▶ AIM OF THE TASK
Produce an exact copy of all the data below, dropping every image.

▶ THE INPUT
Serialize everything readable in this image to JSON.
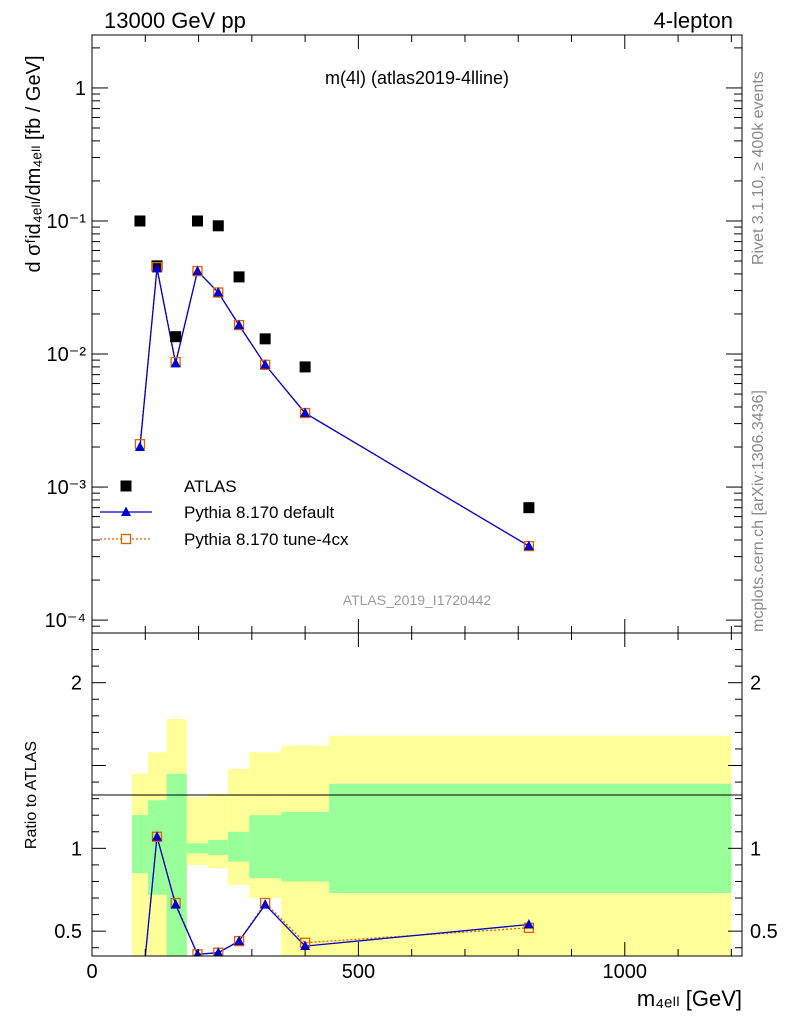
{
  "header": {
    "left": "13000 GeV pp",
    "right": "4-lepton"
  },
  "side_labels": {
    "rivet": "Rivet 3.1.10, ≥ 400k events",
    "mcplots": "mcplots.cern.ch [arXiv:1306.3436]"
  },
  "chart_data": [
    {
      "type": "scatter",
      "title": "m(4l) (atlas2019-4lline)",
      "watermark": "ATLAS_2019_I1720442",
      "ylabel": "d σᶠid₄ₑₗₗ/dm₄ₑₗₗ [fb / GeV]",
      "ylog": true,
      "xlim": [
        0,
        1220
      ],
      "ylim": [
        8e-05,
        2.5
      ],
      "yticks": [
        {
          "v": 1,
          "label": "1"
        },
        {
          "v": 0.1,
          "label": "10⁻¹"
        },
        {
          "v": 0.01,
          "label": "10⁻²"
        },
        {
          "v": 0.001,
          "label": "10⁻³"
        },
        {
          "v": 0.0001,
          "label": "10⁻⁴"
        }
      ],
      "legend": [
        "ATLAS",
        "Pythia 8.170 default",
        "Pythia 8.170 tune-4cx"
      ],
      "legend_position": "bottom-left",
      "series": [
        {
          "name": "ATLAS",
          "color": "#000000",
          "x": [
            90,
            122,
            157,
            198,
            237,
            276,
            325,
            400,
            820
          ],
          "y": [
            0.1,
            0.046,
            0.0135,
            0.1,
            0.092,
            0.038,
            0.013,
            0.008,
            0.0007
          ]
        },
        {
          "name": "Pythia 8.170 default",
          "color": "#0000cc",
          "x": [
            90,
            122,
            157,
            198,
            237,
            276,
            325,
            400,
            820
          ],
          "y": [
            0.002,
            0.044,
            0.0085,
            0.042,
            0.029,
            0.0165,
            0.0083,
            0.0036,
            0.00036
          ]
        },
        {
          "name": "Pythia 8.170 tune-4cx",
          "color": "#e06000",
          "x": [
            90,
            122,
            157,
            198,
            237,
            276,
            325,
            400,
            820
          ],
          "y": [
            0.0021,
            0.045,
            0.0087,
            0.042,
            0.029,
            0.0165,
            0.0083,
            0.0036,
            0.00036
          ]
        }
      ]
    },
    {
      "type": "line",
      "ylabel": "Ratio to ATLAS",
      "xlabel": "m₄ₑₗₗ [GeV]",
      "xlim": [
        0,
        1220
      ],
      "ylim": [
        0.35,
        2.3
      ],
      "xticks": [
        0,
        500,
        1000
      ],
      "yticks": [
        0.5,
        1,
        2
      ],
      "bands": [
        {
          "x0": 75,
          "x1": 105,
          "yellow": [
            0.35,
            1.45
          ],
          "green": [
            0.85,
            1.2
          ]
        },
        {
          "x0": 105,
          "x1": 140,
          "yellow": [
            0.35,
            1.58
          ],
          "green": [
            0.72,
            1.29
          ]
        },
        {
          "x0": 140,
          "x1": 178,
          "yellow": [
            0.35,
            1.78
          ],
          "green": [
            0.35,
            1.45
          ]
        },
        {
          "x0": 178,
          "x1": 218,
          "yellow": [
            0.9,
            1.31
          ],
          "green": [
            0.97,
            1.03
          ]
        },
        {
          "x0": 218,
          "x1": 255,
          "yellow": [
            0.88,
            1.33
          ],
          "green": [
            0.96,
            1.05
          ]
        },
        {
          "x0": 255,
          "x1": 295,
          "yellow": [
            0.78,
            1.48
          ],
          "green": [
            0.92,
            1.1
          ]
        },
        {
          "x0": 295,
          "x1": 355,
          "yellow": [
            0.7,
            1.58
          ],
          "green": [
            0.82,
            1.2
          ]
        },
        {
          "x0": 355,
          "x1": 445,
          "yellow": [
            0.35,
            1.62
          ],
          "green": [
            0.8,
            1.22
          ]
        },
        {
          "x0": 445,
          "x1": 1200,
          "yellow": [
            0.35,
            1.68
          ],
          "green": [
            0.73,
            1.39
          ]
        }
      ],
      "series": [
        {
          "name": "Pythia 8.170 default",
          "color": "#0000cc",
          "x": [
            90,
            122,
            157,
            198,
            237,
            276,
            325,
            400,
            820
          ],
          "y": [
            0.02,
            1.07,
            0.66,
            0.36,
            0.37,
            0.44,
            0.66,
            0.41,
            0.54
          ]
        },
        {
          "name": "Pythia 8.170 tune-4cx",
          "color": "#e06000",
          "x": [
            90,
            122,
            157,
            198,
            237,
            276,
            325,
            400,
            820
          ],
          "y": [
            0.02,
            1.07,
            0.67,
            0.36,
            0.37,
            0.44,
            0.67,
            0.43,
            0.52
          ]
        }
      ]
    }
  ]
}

▶ REPLY
Serialize everything readable in this image to JSON.
{
  "header": {
    "left": "13000 GeV pp",
    "right": "4-lepton"
  },
  "side_labels": {
    "rivet": "Rivet 3.1.10, ≥ 400k events",
    "mcplots": "mcplots.cern.ch [arXiv:1306.3436]"
  },
  "chart_data": [
    {
      "type": "scatter",
      "title": "m(4l) (atlas2019-4lline)",
      "watermark": "ATLAS_2019_I1720442",
      "ylabel": "d σᶠid₄ₑₗₗ/dm₄ₑₗₗ [fb / GeV]",
      "ylog": true,
      "xlim": [
        0,
        1220
      ],
      "ylim": [
        8e-05,
        2.5
      ],
      "yticks": [
        {
          "v": 1,
          "label": "1"
        },
        {
          "v": 0.1,
          "label": "10⁻¹"
        },
        {
          "v": 0.01,
          "label": "10⁻²"
        },
        {
          "v": 0.001,
          "label": "10⁻³"
        },
        {
          "v": 0.0001,
          "label": "10⁻⁴"
        }
      ],
      "legend": [
        "ATLAS",
        "Pythia 8.170 default",
        "Pythia 8.170 tune-4cx"
      ],
      "legend_position": "bottom-left",
      "series": [
        {
          "name": "ATLAS",
          "color": "#000000",
          "x": [
            90,
            122,
            157,
            198,
            237,
            276,
            325,
            400,
            820
          ],
          "y": [
            0.1,
            0.046,
            0.0135,
            0.1,
            0.092,
            0.038,
            0.013,
            0.008,
            0.0007
          ]
        },
        {
          "name": "Pythia 8.170 default",
          "color": "#0000cc",
          "x": [
            90,
            122,
            157,
            198,
            237,
            276,
            325,
            400,
            820
          ],
          "y": [
            0.002,
            0.044,
            0.0085,
            0.042,
            0.029,
            0.0165,
            0.0083,
            0.0036,
            0.00036
          ]
        },
        {
          "name": "Pythia 8.170 tune-4cx",
          "color": "#e06000",
          "x": [
            90,
            122,
            157,
            198,
            237,
            276,
            325,
            400,
            820
          ],
          "y": [
            0.0021,
            0.045,
            0.0087,
            0.042,
            0.029,
            0.0165,
            0.0083,
            0.0036,
            0.00036
          ]
        }
      ]
    },
    {
      "type": "line",
      "ylabel": "Ratio to ATLAS",
      "xlabel": "m₄ₑₗₗ [GeV]",
      "xlim": [
        0,
        1220
      ],
      "ylim": [
        0.35,
        2.3
      ],
      "xticks": [
        0,
        500,
        1000
      ],
      "yticks": [
        0.5,
        1,
        2
      ],
      "bands": [
        {
          "x0": 75,
          "x1": 105,
          "yellow": [
            0.35,
            1.45
          ],
          "green": [
            0.85,
            1.2
          ]
        },
        {
          "x0": 105,
          "x1": 140,
          "yellow": [
            0.35,
            1.58
          ],
          "green": [
            0.72,
            1.29
          ]
        },
        {
          "x0": 140,
          "x1": 178,
          "yellow": [
            0.35,
            1.78
          ],
          "green": [
            0.35,
            1.45
          ]
        },
        {
          "x0": 178,
          "x1": 218,
          "yellow": [
            0.9,
            1.31
          ],
          "green": [
            0.97,
            1.03
          ]
        },
        {
          "x0": 218,
          "x1": 255,
          "yellow": [
            0.88,
            1.33
          ],
          "green": [
            0.96,
            1.05
          ]
        },
        {
          "x0": 255,
          "x1": 295,
          "yellow": [
            0.78,
            1.48
          ],
          "green": [
            0.92,
            1.1
          ]
        },
        {
          "x0": 295,
          "x1": 355,
          "yellow": [
            0.7,
            1.58
          ],
          "green": [
            0.82,
            1.2
          ]
        },
        {
          "x0": 355,
          "x1": 445,
          "yellow": [
            0.35,
            1.62
          ],
          "green": [
            0.8,
            1.22
          ]
        },
        {
          "x0": 445,
          "x1": 1200,
          "yellow": [
            0.35,
            1.68
          ],
          "green": [
            0.73,
            1.39
          ]
        }
      ],
      "series": [
        {
          "name": "Pythia 8.170 default",
          "color": "#0000cc",
          "x": [
            90,
            122,
            157,
            198,
            237,
            276,
            325,
            400,
            820
          ],
          "y": [
            0.02,
            1.07,
            0.66,
            0.36,
            0.37,
            0.44,
            0.66,
            0.41,
            0.54
          ]
        },
        {
          "name": "Pythia 8.170 tune-4cx",
          "color": "#e06000",
          "x": [
            90,
            122,
            157,
            198,
            237,
            276,
            325,
            400,
            820
          ],
          "y": [
            0.02,
            1.07,
            0.67,
            0.36,
            0.37,
            0.44,
            0.67,
            0.43,
            0.52
          ]
        }
      ]
    }
  ]
}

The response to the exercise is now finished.